** Start of Dataset records **
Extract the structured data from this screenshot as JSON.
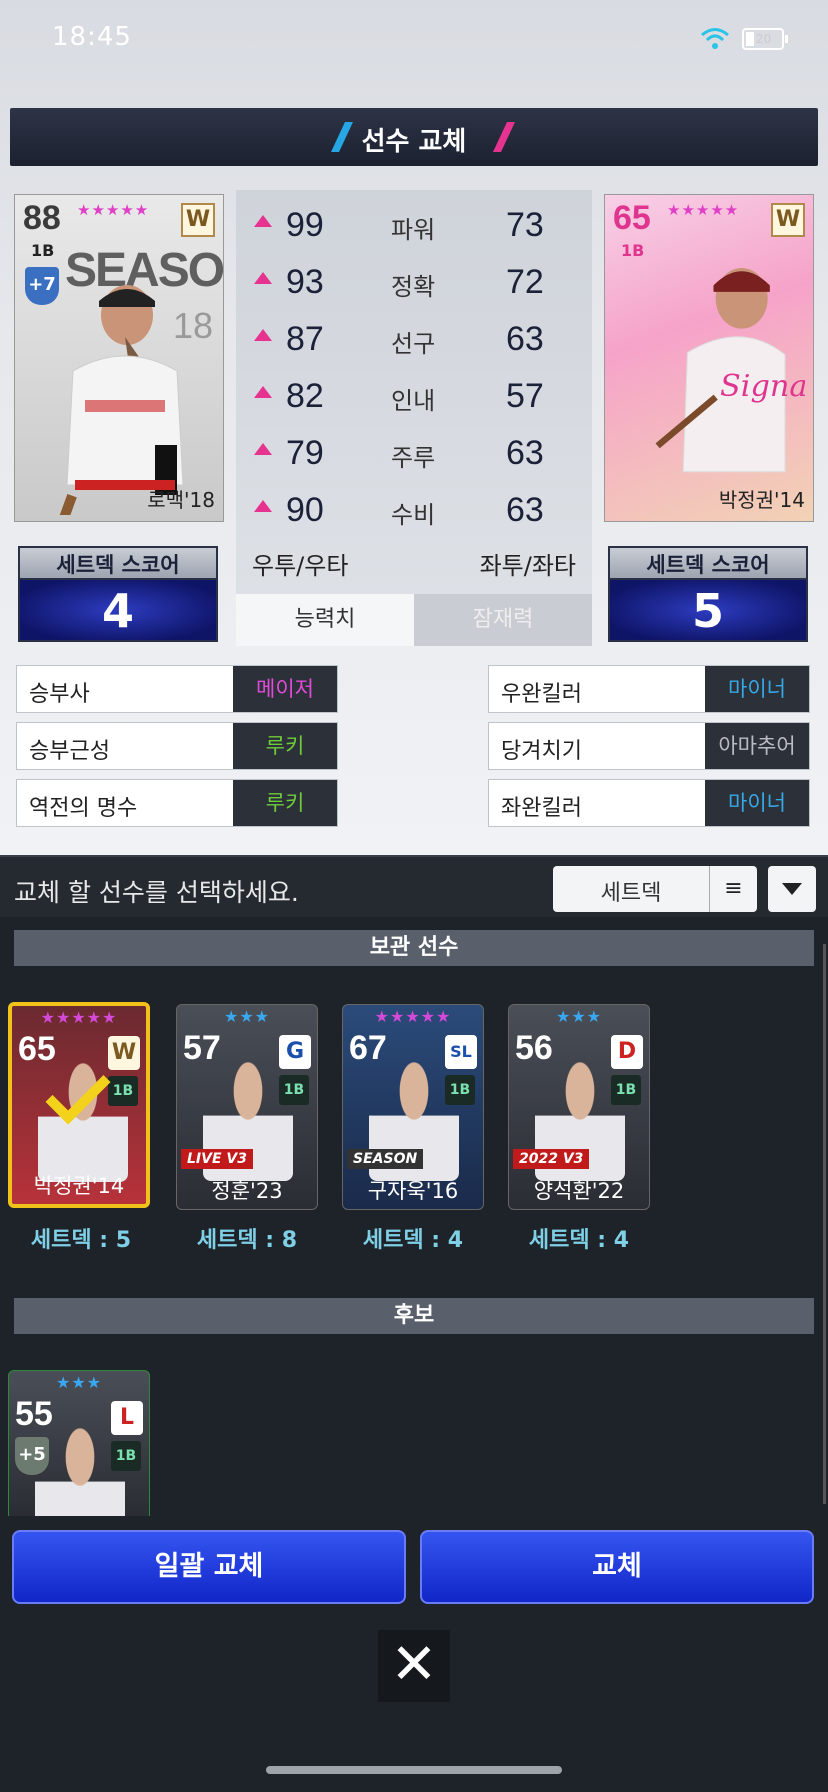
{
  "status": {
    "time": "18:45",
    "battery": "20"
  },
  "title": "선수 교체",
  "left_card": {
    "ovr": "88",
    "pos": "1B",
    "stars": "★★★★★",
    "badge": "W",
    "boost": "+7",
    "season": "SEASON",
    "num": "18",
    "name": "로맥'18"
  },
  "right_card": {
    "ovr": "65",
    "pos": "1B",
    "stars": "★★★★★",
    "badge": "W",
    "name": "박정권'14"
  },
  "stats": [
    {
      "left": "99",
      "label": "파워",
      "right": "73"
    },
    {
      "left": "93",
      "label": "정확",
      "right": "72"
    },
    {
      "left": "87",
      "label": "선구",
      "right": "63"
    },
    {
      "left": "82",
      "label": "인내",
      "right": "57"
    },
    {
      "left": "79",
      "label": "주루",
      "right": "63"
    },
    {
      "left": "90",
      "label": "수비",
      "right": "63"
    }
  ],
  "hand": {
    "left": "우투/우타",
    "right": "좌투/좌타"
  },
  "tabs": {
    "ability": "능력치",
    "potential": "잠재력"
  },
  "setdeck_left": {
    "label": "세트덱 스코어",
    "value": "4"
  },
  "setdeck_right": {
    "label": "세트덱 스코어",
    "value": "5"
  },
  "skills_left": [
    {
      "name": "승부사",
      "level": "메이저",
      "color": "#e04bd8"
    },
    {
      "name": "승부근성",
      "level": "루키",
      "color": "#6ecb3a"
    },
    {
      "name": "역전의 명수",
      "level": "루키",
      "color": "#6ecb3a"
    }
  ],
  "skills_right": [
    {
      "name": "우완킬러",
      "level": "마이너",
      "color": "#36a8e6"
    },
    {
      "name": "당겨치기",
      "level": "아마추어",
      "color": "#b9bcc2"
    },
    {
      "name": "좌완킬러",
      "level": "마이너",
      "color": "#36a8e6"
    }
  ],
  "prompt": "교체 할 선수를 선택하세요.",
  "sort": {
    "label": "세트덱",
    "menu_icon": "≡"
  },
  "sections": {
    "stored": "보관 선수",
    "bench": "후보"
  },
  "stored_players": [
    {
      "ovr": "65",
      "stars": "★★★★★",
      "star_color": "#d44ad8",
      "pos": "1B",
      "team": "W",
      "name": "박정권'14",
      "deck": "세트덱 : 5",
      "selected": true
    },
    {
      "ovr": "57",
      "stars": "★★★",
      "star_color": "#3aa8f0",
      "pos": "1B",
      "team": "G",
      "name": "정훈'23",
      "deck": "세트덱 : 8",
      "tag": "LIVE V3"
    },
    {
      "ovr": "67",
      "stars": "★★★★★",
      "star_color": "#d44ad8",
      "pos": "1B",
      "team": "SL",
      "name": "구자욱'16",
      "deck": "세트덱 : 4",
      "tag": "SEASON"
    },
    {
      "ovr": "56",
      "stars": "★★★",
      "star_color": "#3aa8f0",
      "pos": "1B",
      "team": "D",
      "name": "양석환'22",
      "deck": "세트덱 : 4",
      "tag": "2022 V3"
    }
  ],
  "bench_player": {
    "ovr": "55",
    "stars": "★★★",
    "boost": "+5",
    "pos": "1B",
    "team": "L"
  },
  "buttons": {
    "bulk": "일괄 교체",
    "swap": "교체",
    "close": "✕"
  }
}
** End of Dataset records **
Take the data above and repeat it exactly, leaving each picture out.

▸ **Expected answer**:
Extract the structured data from this screenshot as JSON.
{
  "status": {
    "time": "18:45",
    "battery": "20"
  },
  "title": "선수 교체",
  "left_card": {
    "ovr": "88",
    "pos": "1B",
    "stars": "★★★★★",
    "badge": "W",
    "boost": "+7",
    "season": "SEASON",
    "num": "18",
    "name": "로맥'18"
  },
  "right_card": {
    "ovr": "65",
    "pos": "1B",
    "stars": "★★★★★",
    "badge": "W",
    "name": "박정권'14"
  },
  "stats": [
    {
      "left": "99",
      "label": "파워",
      "right": "73"
    },
    {
      "left": "93",
      "label": "정확",
      "right": "72"
    },
    {
      "left": "87",
      "label": "선구",
      "right": "63"
    },
    {
      "left": "82",
      "label": "인내",
      "right": "57"
    },
    {
      "left": "79",
      "label": "주루",
      "right": "63"
    },
    {
      "left": "90",
      "label": "수비",
      "right": "63"
    }
  ],
  "hand": {
    "left": "우투/우타",
    "right": "좌투/좌타"
  },
  "tabs": {
    "ability": "능력치",
    "potential": "잠재력"
  },
  "setdeck_left": {
    "label": "세트덱 스코어",
    "value": "4"
  },
  "setdeck_right": {
    "label": "세트덱 스코어",
    "value": "5"
  },
  "skills_left": [
    {
      "name": "승부사",
      "level": "메이저",
      "color": "#e04bd8"
    },
    {
      "name": "승부근성",
      "level": "루키",
      "color": "#6ecb3a"
    },
    {
      "name": "역전의 명수",
      "level": "루키",
      "color": "#6ecb3a"
    }
  ],
  "skills_right": [
    {
      "name": "우완킬러",
      "level": "마이너",
      "color": "#36a8e6"
    },
    {
      "name": "당겨치기",
      "level": "아마추어",
      "color": "#b9bcc2"
    },
    {
      "name": "좌완킬러",
      "level": "마이너",
      "color": "#36a8e6"
    }
  ],
  "prompt": "교체 할 선수를 선택하세요.",
  "sort": {
    "label": "세트덱",
    "menu_icon": "≡"
  },
  "sections": {
    "stored": "보관 선수",
    "bench": "후보"
  },
  "stored_players": [
    {
      "ovr": "65",
      "stars": "★★★★★",
      "star_color": "#d44ad8",
      "pos": "1B",
      "team": "W",
      "name": "박정권'14",
      "deck": "세트덱 : 5",
      "selected": true
    },
    {
      "ovr": "57",
      "stars": "★★★",
      "star_color": "#3aa8f0",
      "pos": "1B",
      "team": "G",
      "name": "정훈'23",
      "deck": "세트덱 : 8",
      "tag": "LIVE V3"
    },
    {
      "ovr": "67",
      "stars": "★★★★★",
      "star_color": "#d44ad8",
      "pos": "1B",
      "team": "SL",
      "name": "구자욱'16",
      "deck": "세트덱 : 4",
      "tag": "SEASON"
    },
    {
      "ovr": "56",
      "stars": "★★★",
      "star_color": "#3aa8f0",
      "pos": "1B",
      "team": "D",
      "name": "양석환'22",
      "deck": "세트덱 : 4",
      "tag": "2022 V3"
    }
  ],
  "bench_player": {
    "ovr": "55",
    "stars": "★★★",
    "boost": "+5",
    "pos": "1B",
    "team": "L"
  },
  "buttons": {
    "bulk": "일괄 교체",
    "swap": "교체",
    "close": "✕"
  }
}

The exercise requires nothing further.